Data start
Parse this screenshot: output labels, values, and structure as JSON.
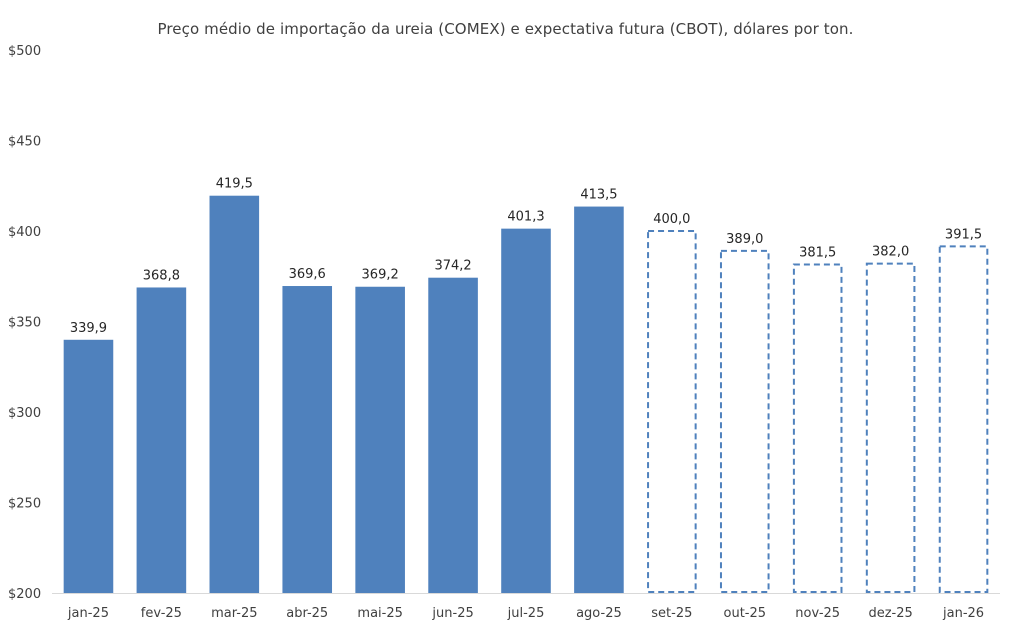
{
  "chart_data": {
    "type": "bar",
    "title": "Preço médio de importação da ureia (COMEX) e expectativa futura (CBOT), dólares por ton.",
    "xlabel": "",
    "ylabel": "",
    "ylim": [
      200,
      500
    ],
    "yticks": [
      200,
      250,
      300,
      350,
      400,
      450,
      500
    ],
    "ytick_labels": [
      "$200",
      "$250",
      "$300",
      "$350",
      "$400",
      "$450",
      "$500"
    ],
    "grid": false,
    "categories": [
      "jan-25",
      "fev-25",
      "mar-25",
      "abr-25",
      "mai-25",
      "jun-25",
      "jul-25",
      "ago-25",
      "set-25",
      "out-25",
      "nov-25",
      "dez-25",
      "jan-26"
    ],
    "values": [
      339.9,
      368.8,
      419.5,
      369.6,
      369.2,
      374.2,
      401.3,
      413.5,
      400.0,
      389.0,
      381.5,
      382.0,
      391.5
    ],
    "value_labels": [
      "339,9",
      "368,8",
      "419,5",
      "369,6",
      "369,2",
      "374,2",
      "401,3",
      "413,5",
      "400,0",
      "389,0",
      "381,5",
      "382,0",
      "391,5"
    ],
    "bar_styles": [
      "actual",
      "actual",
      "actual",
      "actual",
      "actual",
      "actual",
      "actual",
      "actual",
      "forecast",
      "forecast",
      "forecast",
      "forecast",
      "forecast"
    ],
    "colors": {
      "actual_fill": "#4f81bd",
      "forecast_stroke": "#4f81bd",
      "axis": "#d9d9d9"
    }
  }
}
Data end
Data start
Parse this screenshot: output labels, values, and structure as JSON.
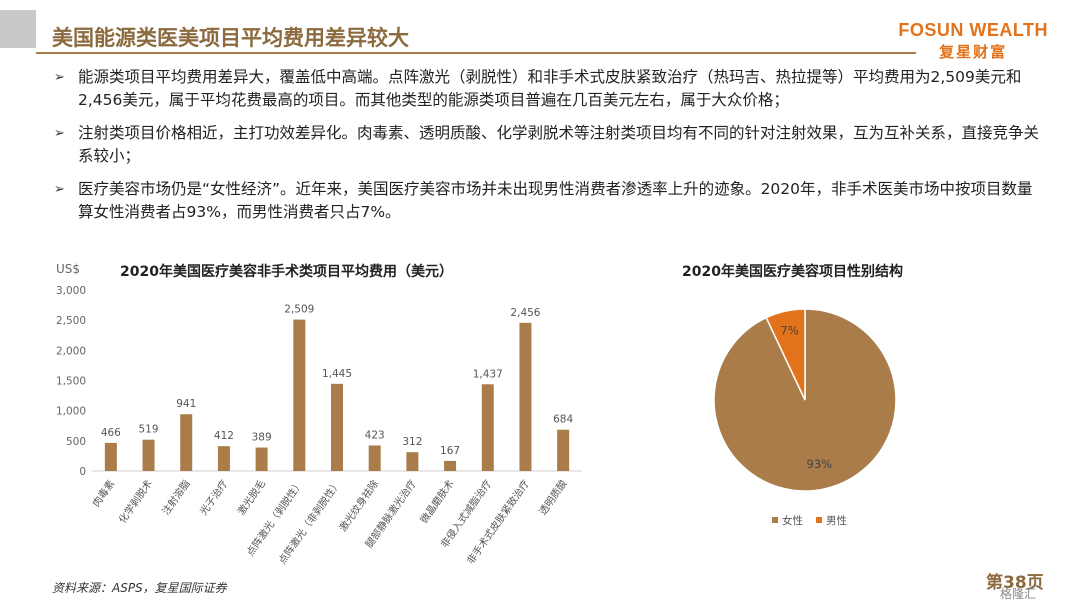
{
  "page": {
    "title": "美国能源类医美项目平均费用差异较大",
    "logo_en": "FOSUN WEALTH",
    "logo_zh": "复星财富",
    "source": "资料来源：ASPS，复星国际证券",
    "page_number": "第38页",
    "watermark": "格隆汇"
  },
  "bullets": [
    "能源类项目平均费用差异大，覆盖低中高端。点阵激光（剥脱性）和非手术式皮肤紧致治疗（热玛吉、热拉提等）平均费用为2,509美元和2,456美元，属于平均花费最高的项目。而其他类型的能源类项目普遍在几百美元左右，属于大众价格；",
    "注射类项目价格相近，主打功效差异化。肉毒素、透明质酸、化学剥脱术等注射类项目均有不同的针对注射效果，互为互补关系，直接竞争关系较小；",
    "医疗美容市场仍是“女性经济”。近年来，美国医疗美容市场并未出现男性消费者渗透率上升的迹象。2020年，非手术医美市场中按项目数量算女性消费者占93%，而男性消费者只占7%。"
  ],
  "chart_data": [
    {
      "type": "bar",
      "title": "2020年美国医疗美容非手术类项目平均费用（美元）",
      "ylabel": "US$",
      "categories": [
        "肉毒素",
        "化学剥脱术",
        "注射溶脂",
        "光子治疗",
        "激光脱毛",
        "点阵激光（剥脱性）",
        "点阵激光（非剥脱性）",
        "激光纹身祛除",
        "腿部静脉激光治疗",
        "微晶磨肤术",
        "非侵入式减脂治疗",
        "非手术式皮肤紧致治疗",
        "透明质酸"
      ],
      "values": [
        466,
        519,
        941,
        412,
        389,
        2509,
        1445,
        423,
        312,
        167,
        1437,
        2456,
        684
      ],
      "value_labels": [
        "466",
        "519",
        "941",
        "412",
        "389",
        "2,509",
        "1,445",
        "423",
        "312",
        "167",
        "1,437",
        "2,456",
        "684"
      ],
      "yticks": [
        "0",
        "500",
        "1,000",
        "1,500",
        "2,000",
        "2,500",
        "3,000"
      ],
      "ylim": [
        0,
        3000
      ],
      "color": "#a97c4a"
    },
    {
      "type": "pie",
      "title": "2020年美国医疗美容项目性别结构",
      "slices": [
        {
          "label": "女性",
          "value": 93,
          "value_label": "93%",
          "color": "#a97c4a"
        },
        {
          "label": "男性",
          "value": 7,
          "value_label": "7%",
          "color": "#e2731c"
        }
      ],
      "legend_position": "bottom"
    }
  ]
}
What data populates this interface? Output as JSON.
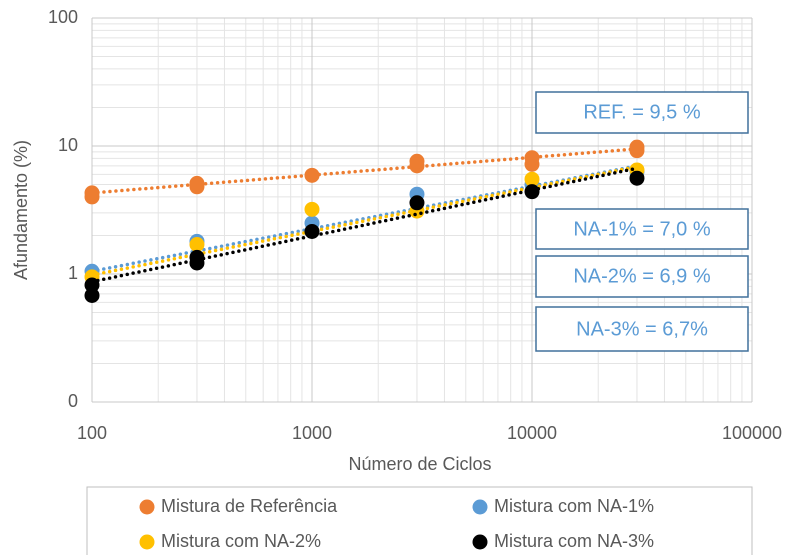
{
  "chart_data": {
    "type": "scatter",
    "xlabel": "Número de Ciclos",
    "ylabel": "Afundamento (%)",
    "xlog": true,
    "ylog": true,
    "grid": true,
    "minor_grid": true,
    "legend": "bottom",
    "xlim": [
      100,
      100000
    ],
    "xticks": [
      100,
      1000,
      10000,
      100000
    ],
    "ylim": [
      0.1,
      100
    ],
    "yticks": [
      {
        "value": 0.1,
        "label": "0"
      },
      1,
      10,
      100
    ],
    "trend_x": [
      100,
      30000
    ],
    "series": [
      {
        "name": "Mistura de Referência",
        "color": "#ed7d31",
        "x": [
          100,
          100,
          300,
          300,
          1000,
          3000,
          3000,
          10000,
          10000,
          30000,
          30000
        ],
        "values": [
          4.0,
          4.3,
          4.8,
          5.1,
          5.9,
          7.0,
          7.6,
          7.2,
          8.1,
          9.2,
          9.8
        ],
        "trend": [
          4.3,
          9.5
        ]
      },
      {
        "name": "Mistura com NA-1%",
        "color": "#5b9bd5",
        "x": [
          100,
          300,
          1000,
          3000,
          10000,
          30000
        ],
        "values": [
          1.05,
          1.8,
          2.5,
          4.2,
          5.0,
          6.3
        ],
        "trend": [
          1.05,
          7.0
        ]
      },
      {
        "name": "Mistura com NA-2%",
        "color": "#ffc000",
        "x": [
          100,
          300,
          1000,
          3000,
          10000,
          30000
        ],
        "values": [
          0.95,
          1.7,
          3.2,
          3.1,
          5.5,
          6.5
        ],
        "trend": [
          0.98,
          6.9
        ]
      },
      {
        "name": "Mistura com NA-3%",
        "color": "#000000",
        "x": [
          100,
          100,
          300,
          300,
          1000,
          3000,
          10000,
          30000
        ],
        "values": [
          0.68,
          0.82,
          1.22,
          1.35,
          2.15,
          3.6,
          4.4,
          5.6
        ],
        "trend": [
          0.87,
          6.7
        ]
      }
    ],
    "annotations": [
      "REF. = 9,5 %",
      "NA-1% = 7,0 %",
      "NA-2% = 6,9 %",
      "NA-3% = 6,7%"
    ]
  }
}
Data end
> **Work to complete**
Above are the entries; count how many of their lines contain the word "ylabel" and give only that number.

> **The answer**
3